(Records from a dataset)
......

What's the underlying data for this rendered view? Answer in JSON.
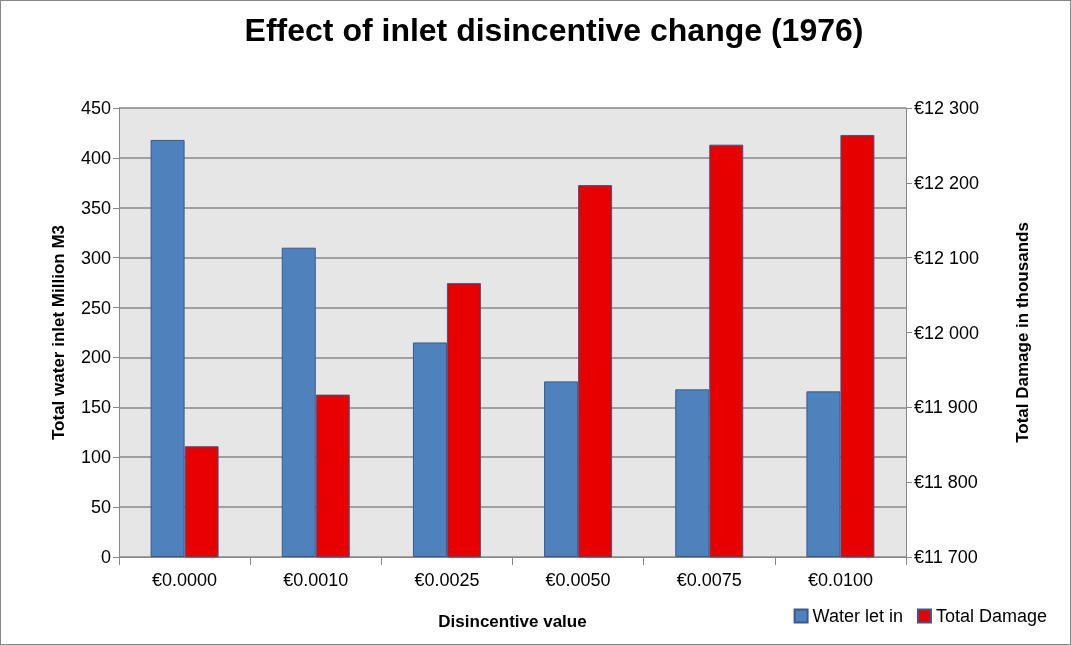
{
  "chart_data": {
    "type": "bar",
    "title": "Effect of inlet disincentive change (1976)",
    "xlabel": "Disincentive value",
    "ylabel": "Total water inlet Million M3",
    "y2label": "Total Damage in thousands",
    "categories": [
      "€0.0000",
      "€0.0010",
      "€0.0025",
      "€0.0050",
      "€0.0075",
      "€0.0100"
    ],
    "series": [
      {
        "name": "Water let in",
        "color": "#4f81bd",
        "values": [
          418,
          310,
          215,
          176,
          168,
          166
        ]
      },
      {
        "name": "Total Damage",
        "color": "#e60000",
        "axis": "y2",
        "values": [
          11848,
          11917,
          12066,
          12197,
          12251,
          12264
        ]
      }
    ],
    "ylim": [
      0,
      450
    ],
    "yticks": [
      0,
      50,
      100,
      150,
      200,
      250,
      300,
      350,
      400,
      450
    ],
    "y2lim": [
      11700,
      12300
    ],
    "y2ticks": [
      {
        "value": 11700,
        "label": "€11 700"
      },
      {
        "value": 11800,
        "label": "€11 800"
      },
      {
        "value": 11900,
        "label": "€11 900"
      },
      {
        "value": 12000,
        "label": "€12 000"
      },
      {
        "value": 12100,
        "label": "€12 100"
      },
      {
        "value": 12200,
        "label": "€12 200"
      },
      {
        "value": 12300,
        "label": "€12 300"
      }
    ],
    "grid": "y",
    "legend": "bottom right"
  }
}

......

What is asked: Lines holding the word "Total" should be counted across the entries; state only how many there are.

Correct output: 3